**Work instructions:** Your task is to give the number of lines in the listing that include "mean", and nothing else.

* Begin Task input *

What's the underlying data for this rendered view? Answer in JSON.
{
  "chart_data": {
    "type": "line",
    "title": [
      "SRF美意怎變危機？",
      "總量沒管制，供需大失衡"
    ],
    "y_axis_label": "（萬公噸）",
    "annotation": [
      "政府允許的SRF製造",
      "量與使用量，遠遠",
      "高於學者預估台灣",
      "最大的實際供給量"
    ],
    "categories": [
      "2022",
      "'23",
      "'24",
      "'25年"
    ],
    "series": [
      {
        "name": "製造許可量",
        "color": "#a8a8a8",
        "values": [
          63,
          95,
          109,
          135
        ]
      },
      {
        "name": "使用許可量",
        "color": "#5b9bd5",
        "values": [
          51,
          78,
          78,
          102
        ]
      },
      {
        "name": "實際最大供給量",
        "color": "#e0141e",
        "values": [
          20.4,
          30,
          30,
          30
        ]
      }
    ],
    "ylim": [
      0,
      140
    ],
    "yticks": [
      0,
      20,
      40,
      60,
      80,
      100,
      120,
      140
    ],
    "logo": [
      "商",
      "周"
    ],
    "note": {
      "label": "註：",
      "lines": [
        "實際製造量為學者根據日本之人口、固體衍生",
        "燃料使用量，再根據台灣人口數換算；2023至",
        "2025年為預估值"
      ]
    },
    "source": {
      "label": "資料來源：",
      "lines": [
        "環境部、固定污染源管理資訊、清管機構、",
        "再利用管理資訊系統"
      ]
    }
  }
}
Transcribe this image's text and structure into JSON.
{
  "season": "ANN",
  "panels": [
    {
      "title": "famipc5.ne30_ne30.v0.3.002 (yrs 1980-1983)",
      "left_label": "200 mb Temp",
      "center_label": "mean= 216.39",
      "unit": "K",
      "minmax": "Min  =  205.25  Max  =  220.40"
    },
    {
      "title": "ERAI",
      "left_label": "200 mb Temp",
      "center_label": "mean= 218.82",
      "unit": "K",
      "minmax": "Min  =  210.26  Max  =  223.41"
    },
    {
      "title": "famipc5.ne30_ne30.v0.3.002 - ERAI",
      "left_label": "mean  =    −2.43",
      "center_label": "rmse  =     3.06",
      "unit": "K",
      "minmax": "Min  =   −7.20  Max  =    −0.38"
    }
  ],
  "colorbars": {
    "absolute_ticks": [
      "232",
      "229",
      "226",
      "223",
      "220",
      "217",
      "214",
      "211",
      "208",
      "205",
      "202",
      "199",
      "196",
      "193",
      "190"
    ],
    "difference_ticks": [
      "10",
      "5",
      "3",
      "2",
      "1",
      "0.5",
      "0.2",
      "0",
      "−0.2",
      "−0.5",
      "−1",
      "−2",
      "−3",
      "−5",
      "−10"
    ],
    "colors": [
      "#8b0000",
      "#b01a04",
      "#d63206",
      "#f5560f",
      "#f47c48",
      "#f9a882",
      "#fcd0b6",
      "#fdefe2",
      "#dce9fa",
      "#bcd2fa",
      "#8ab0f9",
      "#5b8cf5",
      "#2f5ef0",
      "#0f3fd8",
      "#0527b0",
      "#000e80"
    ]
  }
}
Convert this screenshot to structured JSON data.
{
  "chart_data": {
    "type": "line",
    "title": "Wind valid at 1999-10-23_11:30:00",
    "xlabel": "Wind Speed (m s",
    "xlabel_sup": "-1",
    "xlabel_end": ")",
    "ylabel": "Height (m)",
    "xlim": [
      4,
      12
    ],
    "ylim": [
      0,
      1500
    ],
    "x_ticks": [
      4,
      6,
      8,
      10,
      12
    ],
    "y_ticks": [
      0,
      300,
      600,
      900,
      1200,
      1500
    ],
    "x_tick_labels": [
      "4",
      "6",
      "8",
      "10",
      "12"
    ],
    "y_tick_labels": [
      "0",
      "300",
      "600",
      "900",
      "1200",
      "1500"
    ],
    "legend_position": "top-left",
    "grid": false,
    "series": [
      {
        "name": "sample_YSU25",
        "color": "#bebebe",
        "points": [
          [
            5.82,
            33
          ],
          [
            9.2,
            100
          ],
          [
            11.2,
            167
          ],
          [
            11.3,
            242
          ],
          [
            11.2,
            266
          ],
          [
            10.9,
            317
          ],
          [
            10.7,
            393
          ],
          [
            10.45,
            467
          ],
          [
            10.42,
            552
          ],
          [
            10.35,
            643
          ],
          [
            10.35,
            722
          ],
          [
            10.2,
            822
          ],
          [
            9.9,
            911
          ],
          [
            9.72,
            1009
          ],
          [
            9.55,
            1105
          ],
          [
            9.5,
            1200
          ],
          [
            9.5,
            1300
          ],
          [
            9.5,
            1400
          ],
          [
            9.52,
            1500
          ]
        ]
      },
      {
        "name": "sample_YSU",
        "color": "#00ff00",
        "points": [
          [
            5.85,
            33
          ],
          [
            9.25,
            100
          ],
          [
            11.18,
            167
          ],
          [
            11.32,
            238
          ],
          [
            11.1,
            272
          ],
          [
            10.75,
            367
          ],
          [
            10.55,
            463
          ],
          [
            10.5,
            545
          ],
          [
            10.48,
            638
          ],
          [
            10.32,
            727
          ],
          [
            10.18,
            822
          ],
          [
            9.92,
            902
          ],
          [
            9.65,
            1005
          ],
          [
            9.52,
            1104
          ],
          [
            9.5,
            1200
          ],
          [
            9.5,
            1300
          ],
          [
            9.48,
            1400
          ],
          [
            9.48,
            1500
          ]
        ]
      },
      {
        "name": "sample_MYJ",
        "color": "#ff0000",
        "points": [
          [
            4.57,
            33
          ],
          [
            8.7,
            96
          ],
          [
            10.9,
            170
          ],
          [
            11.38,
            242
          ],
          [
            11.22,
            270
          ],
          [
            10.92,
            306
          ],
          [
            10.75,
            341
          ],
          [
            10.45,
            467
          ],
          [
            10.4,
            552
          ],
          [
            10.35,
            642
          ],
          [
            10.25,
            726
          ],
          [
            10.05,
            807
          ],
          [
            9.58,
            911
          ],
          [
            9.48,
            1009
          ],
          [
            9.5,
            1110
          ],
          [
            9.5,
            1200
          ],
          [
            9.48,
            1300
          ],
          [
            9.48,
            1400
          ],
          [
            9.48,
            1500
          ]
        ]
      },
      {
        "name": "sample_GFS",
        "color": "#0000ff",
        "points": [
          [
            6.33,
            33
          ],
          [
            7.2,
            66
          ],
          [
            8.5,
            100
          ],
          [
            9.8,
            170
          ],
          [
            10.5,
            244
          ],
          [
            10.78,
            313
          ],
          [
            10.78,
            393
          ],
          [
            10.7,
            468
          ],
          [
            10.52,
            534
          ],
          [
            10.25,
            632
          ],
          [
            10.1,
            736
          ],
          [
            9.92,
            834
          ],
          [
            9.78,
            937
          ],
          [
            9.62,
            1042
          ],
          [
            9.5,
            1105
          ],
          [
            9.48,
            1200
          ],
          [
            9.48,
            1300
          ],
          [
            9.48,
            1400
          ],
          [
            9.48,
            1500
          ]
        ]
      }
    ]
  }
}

* End Task input *

**The solution:** 3